** start of DATA **
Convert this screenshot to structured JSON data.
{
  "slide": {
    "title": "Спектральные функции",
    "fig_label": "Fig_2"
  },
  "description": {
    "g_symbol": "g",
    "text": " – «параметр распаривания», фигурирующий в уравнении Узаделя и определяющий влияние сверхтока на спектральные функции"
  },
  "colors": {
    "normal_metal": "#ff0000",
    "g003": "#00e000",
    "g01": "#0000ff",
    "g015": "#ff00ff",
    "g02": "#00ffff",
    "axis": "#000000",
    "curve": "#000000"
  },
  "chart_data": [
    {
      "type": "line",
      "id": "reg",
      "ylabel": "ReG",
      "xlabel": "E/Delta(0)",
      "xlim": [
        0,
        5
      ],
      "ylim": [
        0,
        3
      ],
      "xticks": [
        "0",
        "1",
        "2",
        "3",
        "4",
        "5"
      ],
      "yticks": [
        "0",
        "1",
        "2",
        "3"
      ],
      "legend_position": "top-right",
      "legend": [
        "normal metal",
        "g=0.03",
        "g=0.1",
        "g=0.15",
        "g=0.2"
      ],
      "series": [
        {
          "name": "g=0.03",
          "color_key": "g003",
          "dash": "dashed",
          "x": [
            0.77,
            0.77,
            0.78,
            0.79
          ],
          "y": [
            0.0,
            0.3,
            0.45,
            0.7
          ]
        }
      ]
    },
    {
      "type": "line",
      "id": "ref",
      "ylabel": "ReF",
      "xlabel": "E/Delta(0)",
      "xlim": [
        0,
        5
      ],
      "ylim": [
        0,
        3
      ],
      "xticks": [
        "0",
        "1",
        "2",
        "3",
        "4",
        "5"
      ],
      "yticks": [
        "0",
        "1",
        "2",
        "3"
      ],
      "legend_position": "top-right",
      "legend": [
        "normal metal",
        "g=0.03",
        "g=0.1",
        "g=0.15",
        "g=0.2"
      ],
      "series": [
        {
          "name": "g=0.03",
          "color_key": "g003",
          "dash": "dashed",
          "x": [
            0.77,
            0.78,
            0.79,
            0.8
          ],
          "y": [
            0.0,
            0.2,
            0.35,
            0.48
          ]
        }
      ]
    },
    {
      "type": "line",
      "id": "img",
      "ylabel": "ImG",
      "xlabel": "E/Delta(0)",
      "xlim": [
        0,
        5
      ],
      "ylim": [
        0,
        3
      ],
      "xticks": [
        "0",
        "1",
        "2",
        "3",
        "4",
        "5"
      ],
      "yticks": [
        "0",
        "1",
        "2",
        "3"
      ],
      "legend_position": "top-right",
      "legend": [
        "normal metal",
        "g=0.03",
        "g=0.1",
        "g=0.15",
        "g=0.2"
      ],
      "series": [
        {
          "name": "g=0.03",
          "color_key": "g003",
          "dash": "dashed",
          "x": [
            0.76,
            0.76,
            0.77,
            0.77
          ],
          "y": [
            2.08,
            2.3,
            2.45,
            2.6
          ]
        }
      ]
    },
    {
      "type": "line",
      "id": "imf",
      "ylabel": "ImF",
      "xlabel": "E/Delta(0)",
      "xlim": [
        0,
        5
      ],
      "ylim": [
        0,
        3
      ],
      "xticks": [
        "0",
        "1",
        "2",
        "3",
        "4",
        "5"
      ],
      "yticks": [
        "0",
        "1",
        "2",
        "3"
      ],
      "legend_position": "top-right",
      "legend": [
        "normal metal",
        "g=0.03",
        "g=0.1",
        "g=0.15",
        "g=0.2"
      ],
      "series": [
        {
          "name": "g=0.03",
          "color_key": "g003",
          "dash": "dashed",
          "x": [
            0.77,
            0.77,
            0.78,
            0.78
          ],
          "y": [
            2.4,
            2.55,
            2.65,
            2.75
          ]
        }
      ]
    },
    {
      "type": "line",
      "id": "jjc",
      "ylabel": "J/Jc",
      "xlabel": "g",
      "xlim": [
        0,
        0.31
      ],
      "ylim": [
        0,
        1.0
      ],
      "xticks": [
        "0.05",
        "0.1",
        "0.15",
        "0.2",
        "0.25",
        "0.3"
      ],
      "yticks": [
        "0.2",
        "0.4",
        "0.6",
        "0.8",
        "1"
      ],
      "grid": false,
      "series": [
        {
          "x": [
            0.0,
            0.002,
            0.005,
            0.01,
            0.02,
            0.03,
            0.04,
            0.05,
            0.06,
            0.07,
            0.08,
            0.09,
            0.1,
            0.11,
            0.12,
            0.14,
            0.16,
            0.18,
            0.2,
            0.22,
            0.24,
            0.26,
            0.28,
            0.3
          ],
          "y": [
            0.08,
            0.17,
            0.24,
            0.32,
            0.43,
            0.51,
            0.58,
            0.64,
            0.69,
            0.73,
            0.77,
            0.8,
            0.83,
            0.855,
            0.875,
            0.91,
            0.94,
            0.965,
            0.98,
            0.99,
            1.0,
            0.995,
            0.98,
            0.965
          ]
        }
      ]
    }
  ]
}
** end of DATA **
### SHORT TASK
Reproduce each entry from the records above, character for character.

### EXERCISE RESPONSE
Convert this screenshot to structured JSON data.
{
  "slide": {
    "title": "Спектральные функции",
    "fig_label": "Fig_2"
  },
  "description": {
    "g_symbol": "g",
    "text": " – «параметр распаривания», фигурирующий в уравнении Узаделя и определяющий влияние сверхтока на спектральные функции"
  },
  "colors": {
    "normal_metal": "#ff0000",
    "g003": "#00e000",
    "g01": "#0000ff",
    "g015": "#ff00ff",
    "g02": "#00ffff",
    "axis": "#000000",
    "curve": "#000000"
  },
  "chart_data": [
    {
      "type": "line",
      "id": "reg",
      "ylabel": "ReG",
      "xlabel": "E/Delta(0)",
      "xlim": [
        0,
        5
      ],
      "ylim": [
        0,
        3
      ],
      "xticks": [
        "0",
        "1",
        "2",
        "3",
        "4",
        "5"
      ],
      "yticks": [
        "0",
        "1",
        "2",
        "3"
      ],
      "legend_position": "top-right",
      "legend": [
        "normal metal",
        "g=0.03",
        "g=0.1",
        "g=0.15",
        "g=0.2"
      ],
      "series": [
        {
          "name": "g=0.03",
          "color_key": "g003",
          "dash": "dashed",
          "x": [
            0.77,
            0.77,
            0.78,
            0.79
          ],
          "y": [
            0.0,
            0.3,
            0.45,
            0.7
          ]
        }
      ]
    },
    {
      "type": "line",
      "id": "ref",
      "ylabel": "ReF",
      "xlabel": "E/Delta(0)",
      "xlim": [
        0,
        5
      ],
      "ylim": [
        0,
        3
      ],
      "xticks": [
        "0",
        "1",
        "2",
        "3",
        "4",
        "5"
      ],
      "yticks": [
        "0",
        "1",
        "2",
        "3"
      ],
      "legend_position": "top-right",
      "legend": [
        "normal metal",
        "g=0.03",
        "g=0.1",
        "g=0.15",
        "g=0.2"
      ],
      "series": [
        {
          "name": "g=0.03",
          "color_key": "g003",
          "dash": "dashed",
          "x": [
            0.77,
            0.78,
            0.79,
            0.8
          ],
          "y": [
            0.0,
            0.2,
            0.35,
            0.48
          ]
        }
      ]
    },
    {
      "type": "line",
      "id": "img",
      "ylabel": "ImG",
      "xlabel": "E/Delta(0)",
      "xlim": [
        0,
        5
      ],
      "ylim": [
        0,
        3
      ],
      "xticks": [
        "0",
        "1",
        "2",
        "3",
        "4",
        "5"
      ],
      "yticks": [
        "0",
        "1",
        "2",
        "3"
      ],
      "legend_position": "top-right",
      "legend": [
        "normal metal",
        "g=0.03",
        "g=0.1",
        "g=0.15",
        "g=0.2"
      ],
      "series": [
        {
          "name": "g=0.03",
          "color_key": "g003",
          "dash": "dashed",
          "x": [
            0.76,
            0.76,
            0.77,
            0.77
          ],
          "y": [
            2.08,
            2.3,
            2.45,
            2.6
          ]
        }
      ]
    },
    {
      "type": "line",
      "id": "imf",
      "ylabel": "ImF",
      "xlabel": "E/Delta(0)",
      "xlim": [
        0,
        5
      ],
      "ylim": [
        0,
        3
      ],
      "xticks": [
        "0",
        "1",
        "2",
        "3",
        "4",
        "5"
      ],
      "yticks": [
        "0",
        "1",
        "2",
        "3"
      ],
      "legend_position": "top-right",
      "legend": [
        "normal metal",
        "g=0.03",
        "g=0.1",
        "g=0.15",
        "g=0.2"
      ],
      "series": [
        {
          "name": "g=0.03",
          "color_key": "g003",
          "dash": "dashed",
          "x": [
            0.77,
            0.77,
            0.78,
            0.78
          ],
          "y": [
            2.4,
            2.55,
            2.65,
            2.75
          ]
        }
      ]
    },
    {
      "type": "line",
      "id": "jjc",
      "ylabel": "J/Jc",
      "xlabel": "g",
      "xlim": [
        0,
        0.31
      ],
      "ylim": [
        0,
        1.0
      ],
      "xticks": [
        "0.05",
        "0.1",
        "0.15",
        "0.2",
        "0.25",
        "0.3"
      ],
      "yticks": [
        "0.2",
        "0.4",
        "0.6",
        "0.8",
        "1"
      ],
      "grid": false,
      "series": [
        {
          "x": [
            0.0,
            0.002,
            0.005,
            0.01,
            0.02,
            0.03,
            0.04,
            0.05,
            0.06,
            0.07,
            0.08,
            0.09,
            0.1,
            0.11,
            0.12,
            0.14,
            0.16,
            0.18,
            0.2,
            0.22,
            0.24,
            0.26,
            0.28,
            0.3
          ],
          "y": [
            0.08,
            0.17,
            0.24,
            0.32,
            0.43,
            0.51,
            0.58,
            0.64,
            0.69,
            0.73,
            0.77,
            0.8,
            0.83,
            0.855,
            0.875,
            0.91,
            0.94,
            0.965,
            0.98,
            0.99,
            1.0,
            0.995,
            0.98,
            0.965
          ]
        }
      ]
    }
  ]
}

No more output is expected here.